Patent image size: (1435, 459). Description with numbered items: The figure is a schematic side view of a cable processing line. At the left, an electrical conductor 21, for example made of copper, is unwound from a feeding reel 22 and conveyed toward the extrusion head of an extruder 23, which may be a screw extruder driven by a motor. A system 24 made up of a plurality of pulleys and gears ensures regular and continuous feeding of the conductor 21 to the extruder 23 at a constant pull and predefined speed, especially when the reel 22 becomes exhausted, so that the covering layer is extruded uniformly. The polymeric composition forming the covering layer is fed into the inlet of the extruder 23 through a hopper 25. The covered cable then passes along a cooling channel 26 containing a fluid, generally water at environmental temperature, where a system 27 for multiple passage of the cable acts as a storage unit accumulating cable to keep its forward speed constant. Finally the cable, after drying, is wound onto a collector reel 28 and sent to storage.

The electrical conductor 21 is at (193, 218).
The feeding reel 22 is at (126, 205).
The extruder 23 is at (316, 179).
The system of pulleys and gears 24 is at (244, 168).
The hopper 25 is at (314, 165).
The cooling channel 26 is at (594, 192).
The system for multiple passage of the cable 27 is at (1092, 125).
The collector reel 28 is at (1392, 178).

**Work to do:** Arrange the items above as a two-column CSV with the header row item_text,answer. Give one row per item, with its text and its answer each in a single quoted field and line breaks replaced by spaces.

**Answer below:**
item_text,answer
"Patent image size: (1435, 459). Description with numbered items: The figure is a schematic side view of a cable processing line. At the left, an electrical conductor 21, for example made of copper, is unwound from a feeding reel 22 and conveyed toward the extrusion head of an extruder 23, which may be a screw extruder driven by a motor. A system 24 made up of a plurality of pulleys and gears ensures regular and continuous feeding of the conductor 21 to the extruder 23 at a constant pull and predefined speed, especially when the reel 22 becomes exhausted, so that the covering layer is extruded uniformly. The polymeric composition forming the covering layer is fed into the inlet of the extruder 23 through a hopper 25. The covered cable then passes along a cooling channel 26 containing a fluid, generally water at environmental temperature, where a system 27 for multiple passage of the cable acts as a storage unit accumulating cable to keep its forward speed constant. Finally the cable, after drying, is wound onto a collector reel 28 and sent to storage.","The electrical conductor 21 is at (193, 218). The feeding reel 22 is at (126, 205). The extruder 23 is at (316, 179). The system of pulleys and gears 24 is at (244, 168). The hopper 25 is at (314, 165). The cooling channel 26 is at (594, 192). The system for multiple passage of the cable 27 is at (1092, 125). The collector reel 28 is at (1392, 178)."